• _Activity_: Gather from the listing below each line that includes the word "ACME", and copy it.

• _Data for review_:
══════════

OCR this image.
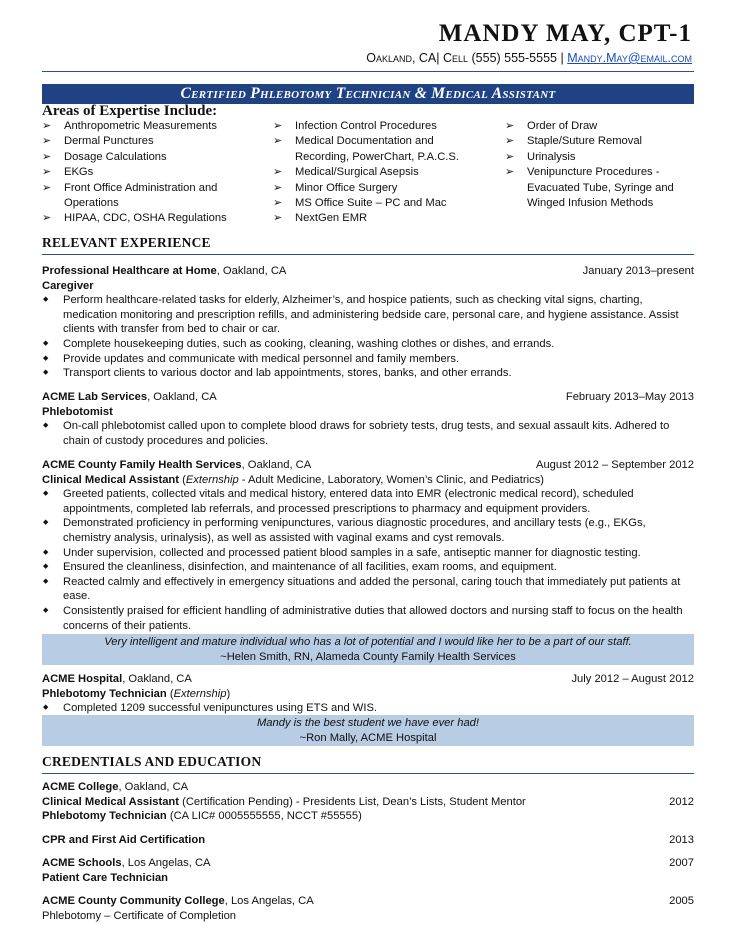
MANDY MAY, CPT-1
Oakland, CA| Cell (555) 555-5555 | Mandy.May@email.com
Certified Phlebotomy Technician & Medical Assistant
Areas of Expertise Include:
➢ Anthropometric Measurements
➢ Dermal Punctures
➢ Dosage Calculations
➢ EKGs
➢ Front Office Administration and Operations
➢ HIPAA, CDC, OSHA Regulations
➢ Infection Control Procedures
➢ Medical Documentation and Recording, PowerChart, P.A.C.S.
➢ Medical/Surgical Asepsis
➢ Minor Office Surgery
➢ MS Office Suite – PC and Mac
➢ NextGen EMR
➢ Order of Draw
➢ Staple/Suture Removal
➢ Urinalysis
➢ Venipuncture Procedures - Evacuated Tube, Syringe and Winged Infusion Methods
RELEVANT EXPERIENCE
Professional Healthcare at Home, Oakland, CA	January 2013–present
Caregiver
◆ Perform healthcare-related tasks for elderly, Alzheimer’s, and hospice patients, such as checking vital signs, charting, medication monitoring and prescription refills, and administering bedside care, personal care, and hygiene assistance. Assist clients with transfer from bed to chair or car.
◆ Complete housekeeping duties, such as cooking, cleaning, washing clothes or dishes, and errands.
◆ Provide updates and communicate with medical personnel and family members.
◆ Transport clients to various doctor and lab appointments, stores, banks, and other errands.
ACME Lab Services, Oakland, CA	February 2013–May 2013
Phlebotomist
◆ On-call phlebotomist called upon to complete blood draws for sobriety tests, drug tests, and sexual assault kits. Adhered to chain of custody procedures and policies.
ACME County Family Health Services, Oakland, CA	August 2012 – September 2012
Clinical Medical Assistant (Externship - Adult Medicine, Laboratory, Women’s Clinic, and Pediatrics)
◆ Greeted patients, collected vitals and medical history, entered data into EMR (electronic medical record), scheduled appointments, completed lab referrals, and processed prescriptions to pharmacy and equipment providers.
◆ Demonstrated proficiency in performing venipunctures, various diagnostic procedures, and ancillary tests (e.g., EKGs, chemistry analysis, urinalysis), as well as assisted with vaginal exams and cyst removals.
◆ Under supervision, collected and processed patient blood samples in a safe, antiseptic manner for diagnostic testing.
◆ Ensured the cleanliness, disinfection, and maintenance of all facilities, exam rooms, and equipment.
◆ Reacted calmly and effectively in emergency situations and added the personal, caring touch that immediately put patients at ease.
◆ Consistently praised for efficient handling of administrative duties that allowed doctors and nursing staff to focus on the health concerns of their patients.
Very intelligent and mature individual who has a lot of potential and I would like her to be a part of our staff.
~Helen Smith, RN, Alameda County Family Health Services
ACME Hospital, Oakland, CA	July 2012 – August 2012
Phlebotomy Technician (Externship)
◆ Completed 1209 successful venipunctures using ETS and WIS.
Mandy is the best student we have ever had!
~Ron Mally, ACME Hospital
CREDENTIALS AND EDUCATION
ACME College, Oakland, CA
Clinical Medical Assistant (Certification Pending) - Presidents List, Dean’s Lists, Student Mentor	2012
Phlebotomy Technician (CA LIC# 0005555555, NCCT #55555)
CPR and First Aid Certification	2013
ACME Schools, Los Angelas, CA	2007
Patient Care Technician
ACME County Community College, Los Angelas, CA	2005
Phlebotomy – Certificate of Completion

══════════

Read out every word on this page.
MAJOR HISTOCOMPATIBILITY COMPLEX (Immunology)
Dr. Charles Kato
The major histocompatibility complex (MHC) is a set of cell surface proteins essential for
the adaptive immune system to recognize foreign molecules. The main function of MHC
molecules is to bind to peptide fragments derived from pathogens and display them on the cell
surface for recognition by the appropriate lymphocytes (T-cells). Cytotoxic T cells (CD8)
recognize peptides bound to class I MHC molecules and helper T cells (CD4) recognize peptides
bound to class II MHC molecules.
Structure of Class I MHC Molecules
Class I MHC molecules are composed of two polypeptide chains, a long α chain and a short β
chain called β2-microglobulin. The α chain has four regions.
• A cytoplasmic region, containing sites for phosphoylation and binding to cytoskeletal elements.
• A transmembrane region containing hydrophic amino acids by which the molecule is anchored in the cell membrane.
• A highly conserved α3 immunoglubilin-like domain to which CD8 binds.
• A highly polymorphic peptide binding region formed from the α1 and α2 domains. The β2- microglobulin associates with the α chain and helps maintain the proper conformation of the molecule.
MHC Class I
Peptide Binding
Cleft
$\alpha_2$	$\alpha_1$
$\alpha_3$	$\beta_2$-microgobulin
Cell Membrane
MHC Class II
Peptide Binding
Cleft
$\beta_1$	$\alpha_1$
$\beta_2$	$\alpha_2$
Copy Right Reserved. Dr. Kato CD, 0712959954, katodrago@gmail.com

══════════

• _Task solution_:
ACME Lab Services, Oakland, CA	February 2013–May 2013
ACME County Family Health Services, Oakland, CA	August 2012 – September 2012
ACME Hospital, Oakland, CA	July 2012 – August 2012
~Ron Mally, ACME Hospital
ACME College, Oakland, CA
ACME Schools, Los Angelas, CA	2007
ACME County Community College, Los Angelas, CA	2005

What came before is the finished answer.